The request:
From the entries that follow, list every line in which the string "Nadir" appears.

Given data:
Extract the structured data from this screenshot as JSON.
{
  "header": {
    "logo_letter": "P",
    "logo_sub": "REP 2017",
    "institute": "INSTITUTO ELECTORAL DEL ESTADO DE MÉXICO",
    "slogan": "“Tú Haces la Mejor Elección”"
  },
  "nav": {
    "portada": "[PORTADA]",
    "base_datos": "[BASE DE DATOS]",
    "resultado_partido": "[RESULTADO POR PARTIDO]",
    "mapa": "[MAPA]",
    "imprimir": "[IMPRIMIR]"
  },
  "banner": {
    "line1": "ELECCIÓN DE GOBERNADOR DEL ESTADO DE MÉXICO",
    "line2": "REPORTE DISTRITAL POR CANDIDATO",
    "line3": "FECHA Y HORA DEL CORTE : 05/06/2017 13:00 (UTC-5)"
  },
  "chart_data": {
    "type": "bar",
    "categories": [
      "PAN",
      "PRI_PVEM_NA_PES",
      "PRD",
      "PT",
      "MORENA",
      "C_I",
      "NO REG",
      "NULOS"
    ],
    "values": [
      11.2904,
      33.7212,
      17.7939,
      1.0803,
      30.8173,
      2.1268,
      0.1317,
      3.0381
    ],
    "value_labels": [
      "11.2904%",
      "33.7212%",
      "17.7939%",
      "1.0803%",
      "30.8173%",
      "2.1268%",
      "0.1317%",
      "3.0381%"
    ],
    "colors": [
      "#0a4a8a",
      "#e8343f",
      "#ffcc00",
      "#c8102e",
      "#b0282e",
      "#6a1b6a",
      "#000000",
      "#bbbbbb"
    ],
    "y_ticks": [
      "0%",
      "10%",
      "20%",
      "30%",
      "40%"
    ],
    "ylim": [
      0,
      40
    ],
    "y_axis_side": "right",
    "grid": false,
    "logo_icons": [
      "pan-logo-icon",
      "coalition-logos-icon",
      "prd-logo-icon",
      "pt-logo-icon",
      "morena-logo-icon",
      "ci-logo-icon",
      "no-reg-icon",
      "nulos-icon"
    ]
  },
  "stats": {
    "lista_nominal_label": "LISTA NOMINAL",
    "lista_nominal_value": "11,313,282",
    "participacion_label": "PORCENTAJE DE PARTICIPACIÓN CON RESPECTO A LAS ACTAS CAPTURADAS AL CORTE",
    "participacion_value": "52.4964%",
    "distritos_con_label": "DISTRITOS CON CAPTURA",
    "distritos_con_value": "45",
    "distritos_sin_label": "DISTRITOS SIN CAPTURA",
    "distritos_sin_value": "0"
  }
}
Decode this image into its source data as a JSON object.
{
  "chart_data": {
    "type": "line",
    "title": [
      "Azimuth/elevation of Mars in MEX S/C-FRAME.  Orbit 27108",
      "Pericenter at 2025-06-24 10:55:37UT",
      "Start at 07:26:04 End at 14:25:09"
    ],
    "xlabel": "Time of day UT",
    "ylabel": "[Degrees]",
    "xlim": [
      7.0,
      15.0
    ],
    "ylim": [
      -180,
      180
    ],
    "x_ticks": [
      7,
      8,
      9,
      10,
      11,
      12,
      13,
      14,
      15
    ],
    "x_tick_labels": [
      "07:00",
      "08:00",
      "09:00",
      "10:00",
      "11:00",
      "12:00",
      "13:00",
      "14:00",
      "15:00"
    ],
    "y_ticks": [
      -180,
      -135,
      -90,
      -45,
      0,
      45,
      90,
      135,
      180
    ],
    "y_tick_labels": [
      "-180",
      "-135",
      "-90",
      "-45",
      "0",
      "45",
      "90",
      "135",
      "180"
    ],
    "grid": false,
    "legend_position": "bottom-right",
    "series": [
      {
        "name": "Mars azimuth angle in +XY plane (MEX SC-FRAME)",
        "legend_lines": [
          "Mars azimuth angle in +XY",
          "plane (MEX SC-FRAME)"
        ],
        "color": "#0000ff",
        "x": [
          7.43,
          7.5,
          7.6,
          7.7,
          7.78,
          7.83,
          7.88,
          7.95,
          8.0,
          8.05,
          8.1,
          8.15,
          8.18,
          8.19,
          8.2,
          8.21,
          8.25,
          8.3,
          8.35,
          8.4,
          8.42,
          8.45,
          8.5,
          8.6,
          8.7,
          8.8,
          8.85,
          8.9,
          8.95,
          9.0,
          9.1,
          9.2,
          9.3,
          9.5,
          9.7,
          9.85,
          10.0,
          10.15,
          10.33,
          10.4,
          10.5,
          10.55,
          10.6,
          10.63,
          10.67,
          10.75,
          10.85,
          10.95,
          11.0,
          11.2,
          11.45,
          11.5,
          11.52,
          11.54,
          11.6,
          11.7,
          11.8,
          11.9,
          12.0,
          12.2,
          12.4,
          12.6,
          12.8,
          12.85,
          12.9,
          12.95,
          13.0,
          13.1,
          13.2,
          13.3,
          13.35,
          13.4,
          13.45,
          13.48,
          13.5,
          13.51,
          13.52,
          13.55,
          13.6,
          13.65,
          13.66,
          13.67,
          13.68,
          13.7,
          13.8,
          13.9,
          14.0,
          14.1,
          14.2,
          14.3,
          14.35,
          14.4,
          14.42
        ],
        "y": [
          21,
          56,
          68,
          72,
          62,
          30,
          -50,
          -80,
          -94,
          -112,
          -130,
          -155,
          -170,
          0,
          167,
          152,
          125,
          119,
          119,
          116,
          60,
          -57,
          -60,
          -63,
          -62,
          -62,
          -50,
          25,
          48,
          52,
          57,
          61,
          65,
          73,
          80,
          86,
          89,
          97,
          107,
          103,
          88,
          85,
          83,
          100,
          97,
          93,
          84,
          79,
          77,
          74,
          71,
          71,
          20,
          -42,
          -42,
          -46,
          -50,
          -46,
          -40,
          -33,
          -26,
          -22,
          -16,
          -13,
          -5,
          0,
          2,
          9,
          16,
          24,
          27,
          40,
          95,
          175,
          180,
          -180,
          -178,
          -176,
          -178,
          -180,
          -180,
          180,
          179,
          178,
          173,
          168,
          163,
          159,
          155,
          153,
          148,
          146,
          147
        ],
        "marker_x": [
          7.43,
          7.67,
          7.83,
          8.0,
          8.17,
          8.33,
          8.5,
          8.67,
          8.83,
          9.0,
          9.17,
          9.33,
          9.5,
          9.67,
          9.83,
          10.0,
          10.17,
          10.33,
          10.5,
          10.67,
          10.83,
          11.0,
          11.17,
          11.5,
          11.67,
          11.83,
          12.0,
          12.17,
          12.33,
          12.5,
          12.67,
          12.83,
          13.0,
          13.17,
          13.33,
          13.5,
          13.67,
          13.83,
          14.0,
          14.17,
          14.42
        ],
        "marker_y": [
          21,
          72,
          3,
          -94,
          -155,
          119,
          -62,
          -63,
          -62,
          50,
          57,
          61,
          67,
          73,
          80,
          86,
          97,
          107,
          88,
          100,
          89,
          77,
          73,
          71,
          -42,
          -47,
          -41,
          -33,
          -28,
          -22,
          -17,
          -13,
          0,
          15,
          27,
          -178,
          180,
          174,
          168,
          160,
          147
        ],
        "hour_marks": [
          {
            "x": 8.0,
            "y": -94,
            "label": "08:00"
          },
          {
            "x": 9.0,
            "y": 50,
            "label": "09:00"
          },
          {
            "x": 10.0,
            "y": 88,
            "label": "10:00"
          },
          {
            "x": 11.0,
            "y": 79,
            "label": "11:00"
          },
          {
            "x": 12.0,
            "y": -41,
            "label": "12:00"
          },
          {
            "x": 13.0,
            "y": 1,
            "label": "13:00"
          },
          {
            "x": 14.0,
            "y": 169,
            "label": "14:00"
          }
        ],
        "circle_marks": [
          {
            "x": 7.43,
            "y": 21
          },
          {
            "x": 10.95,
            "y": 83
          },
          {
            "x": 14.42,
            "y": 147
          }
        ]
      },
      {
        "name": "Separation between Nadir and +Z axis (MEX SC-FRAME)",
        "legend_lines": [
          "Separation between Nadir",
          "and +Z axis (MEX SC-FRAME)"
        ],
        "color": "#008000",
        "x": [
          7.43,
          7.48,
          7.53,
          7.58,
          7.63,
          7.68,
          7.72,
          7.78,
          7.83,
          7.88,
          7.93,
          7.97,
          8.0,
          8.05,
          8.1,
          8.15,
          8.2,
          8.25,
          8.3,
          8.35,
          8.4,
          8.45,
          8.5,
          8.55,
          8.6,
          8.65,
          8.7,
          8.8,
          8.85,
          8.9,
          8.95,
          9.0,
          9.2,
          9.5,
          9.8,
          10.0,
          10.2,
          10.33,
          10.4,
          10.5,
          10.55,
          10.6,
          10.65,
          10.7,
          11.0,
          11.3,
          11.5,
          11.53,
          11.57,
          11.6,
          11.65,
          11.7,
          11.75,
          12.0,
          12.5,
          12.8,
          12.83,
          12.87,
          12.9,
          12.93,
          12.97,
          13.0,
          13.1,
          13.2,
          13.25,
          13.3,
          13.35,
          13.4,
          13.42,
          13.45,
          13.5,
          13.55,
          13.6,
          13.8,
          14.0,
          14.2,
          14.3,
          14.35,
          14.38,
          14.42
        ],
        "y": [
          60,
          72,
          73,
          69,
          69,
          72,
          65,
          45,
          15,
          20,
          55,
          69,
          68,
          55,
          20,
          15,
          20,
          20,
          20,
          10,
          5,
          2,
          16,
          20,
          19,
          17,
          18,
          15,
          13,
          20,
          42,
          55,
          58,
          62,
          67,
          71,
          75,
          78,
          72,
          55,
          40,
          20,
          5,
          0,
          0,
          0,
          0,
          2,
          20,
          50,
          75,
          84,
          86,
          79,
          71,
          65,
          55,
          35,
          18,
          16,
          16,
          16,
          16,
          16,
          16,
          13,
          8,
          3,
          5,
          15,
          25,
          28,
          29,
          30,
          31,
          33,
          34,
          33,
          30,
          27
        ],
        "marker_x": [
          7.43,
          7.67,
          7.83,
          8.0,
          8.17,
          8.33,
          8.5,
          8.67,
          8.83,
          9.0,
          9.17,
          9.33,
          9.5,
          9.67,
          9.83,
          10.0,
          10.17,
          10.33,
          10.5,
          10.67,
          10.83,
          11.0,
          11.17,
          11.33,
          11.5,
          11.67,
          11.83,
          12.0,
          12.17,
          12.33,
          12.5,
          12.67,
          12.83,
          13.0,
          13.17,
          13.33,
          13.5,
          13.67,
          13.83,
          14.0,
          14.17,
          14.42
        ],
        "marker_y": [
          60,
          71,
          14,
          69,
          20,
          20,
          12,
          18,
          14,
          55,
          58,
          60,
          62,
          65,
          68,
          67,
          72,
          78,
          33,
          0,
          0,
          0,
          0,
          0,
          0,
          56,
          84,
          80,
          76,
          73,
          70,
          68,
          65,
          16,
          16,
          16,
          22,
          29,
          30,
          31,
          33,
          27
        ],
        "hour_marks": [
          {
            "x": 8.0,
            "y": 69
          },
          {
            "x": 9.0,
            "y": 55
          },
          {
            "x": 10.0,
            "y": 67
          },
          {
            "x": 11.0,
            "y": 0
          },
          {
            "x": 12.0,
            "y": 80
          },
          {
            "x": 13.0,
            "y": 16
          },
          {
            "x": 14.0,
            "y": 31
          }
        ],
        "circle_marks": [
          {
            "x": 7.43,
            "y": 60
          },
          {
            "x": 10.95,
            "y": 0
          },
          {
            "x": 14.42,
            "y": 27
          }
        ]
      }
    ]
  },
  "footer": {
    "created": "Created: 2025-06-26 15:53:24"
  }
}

Task output:
        "name": "Separation between Nadir and +Z axis (MEX SC-FRAME)",
          "Separation between Nadir",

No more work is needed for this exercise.